- Stated goal -
Report only the number of lines that hold the word "NEED".

- Records for processing -
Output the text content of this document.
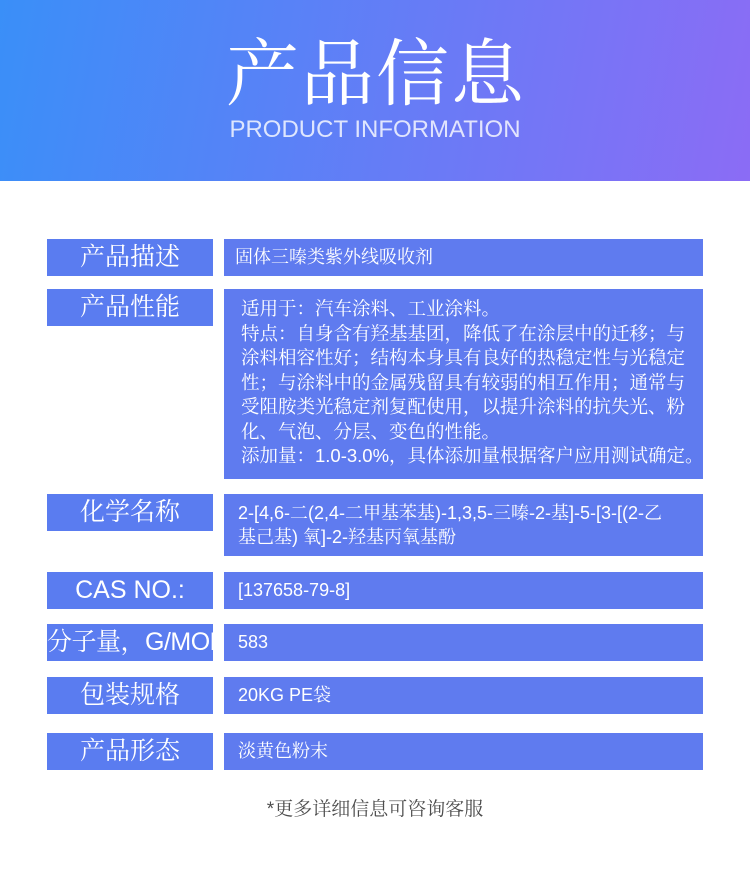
产品信息
PRODUCT INFORMATION
产品描述	固体三嗪类紫外线吸收剂
产品性能	适用于：汽车涂料、工业涂料。
特点：自身含有羟基基团，降低了在涂层中的迁移；与
涂料相容性好；结构本身具有良好的热稳定性与光稳定
性；与涂料中的金属残留具有较弱的相互作用；通常与
受阻胺类光稳定剂复配使用，以提升涂料的抗失光、粉
化、气泡、分层、变色的性能。
添加量：1.0-3.0%，具体添加量根据客户应用测试确定。
化学名称	2-[4,6-二(2,4-二甲基苯基)-1,3,5-三嗪-2-基]-5-[3-[(2-乙
基己基) 氧]-2-羟基丙氧基酚
CAS NO.:	[137658-79-8]
分子量，G/MOL 583
包装规格	20KG PE袋
产品形态	淡黄色粉末
*更多详细信息可咨询客服
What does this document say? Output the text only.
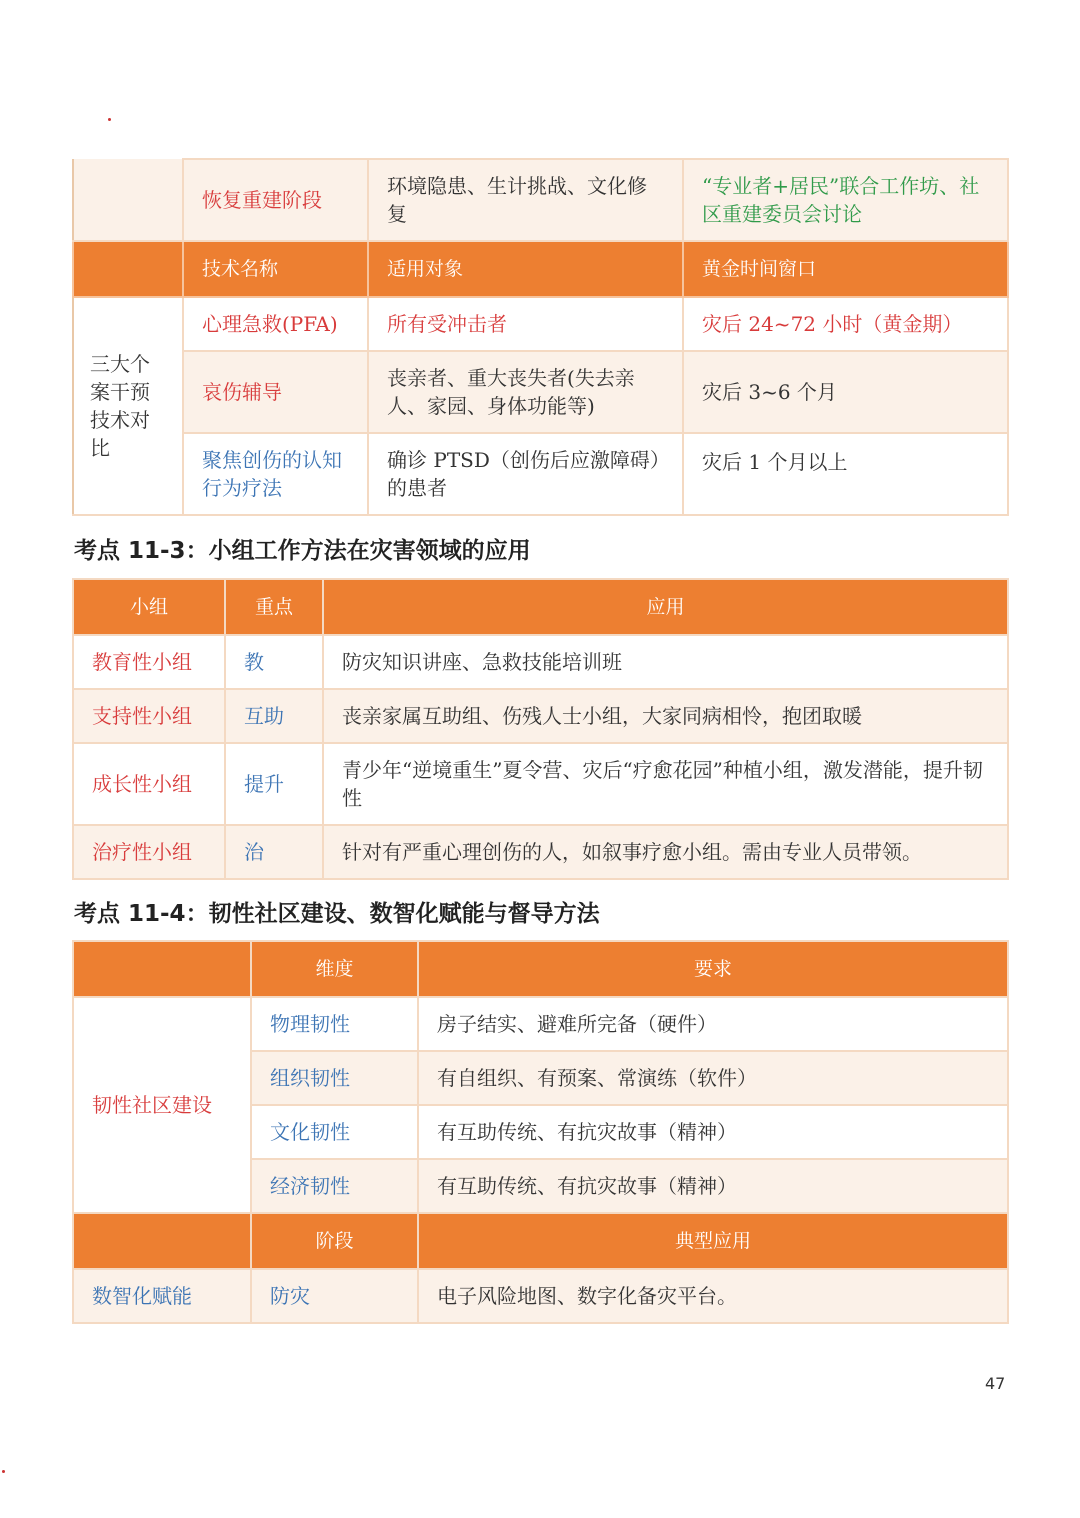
	恢复重建阶段	环境隐患、生计挑战、文化修复	“专业者+居民”联合工作坊、社区重建委员会讨论
	技术名称	适用对象	黄金时间窗口
三大个案干预技术对比	心理急救(PFA)	所有受冲击者	灾后 24~72 小时（黄金期）
	哀伤辅导	丧亲者、重大丧失者(失去亲人、家园、身体功能等)	灾后 3~6 个月
	聚焦创伤的认知行为疗法	确诊 PTSD（创伤后应激障碍）的患者	灾后 1 个月以上
考点 11-3：小组工作方法在灾害领域的应用
小组	重点	应用
教育性小组	教	防灾知识讲座、急救技能培训班
支持性小组	互助	丧亲家属互助组、伤残人士小组，大家同病相怜，抱团取暖
成长性小组	提升	青少年“逆境重生”夏令营、灾后“疗愈花园”种植小组，激发潜能，提升韧性
治疗性小组	治	针对有严重心理创伤的人，如叙事疗愈小组。需由专业人员带领。
考点 11-4：韧性社区建设、数智化赋能与督导方法
	维度	要求
韧性社区建设	物理韧性	房子结实、避难所完备（硬件）
	组织韧性	有自组织、有预案、常演练（软件）
	文化韧性	有互助传统、有抗灾故事（精神）
	经济韧性	有互助传统、有抗灾故事（精神）
	阶段	典型应用
数智化赋能	防灾	电子风险地图、数字化备灾平台。
47
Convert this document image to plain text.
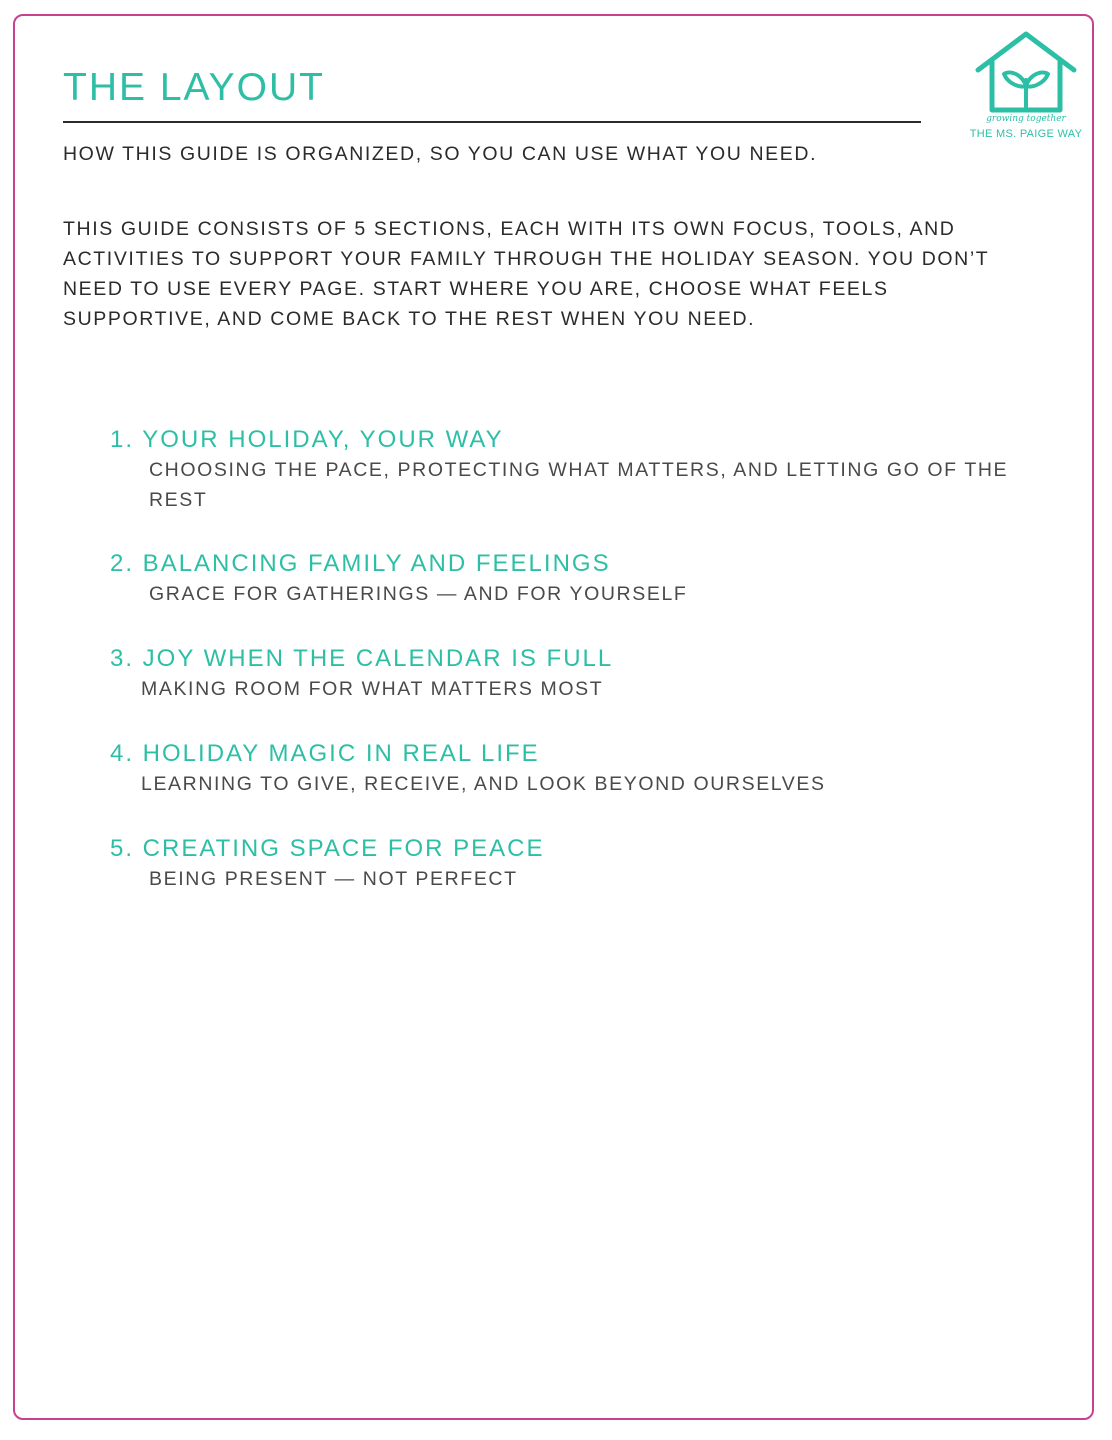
growing together
THE MS. PAIGE WAY
THE LAYOUT
HOW THIS GUIDE IS ORGANIZED, SO YOU CAN USE WHAT YOU NEED.

THIS GUIDE CONSISTS OF 5 SECTIONS, EACH WITH ITS OWN FOCUS, TOOLS, AND ACTIVITIES TO SUPPORT YOUR FAMILY THROUGH THE HOLIDAY SEASON. YOU DON’T NEED TO USE EVERY PAGE. START WHERE YOU ARE, CHOOSE WHAT FEELS SUPPORTIVE, AND COME BACK TO THE REST WHEN YOU NEED.

1. YOUR HOLIDAY, YOUR WAY
CHOOSING THE PACE, PROTECTING WHAT MATTERS, AND LETTING GO OF THE REST
2. BALANCING FAMILY AND FEELINGS
GRACE FOR GATHERINGS — AND FOR YOURSELF
3. JOY WHEN THE CALENDAR IS FULL
MAKING ROOM FOR WHAT MATTERS MOST
4. HOLIDAY MAGIC IN REAL LIFE
LEARNING TO GIVE, RECEIVE, AND LOOK BEYOND OURSELVES
5. CREATING SPACE FOR PEACE
BEING PRESENT — NOT PERFECT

- Solution to the exercise -
2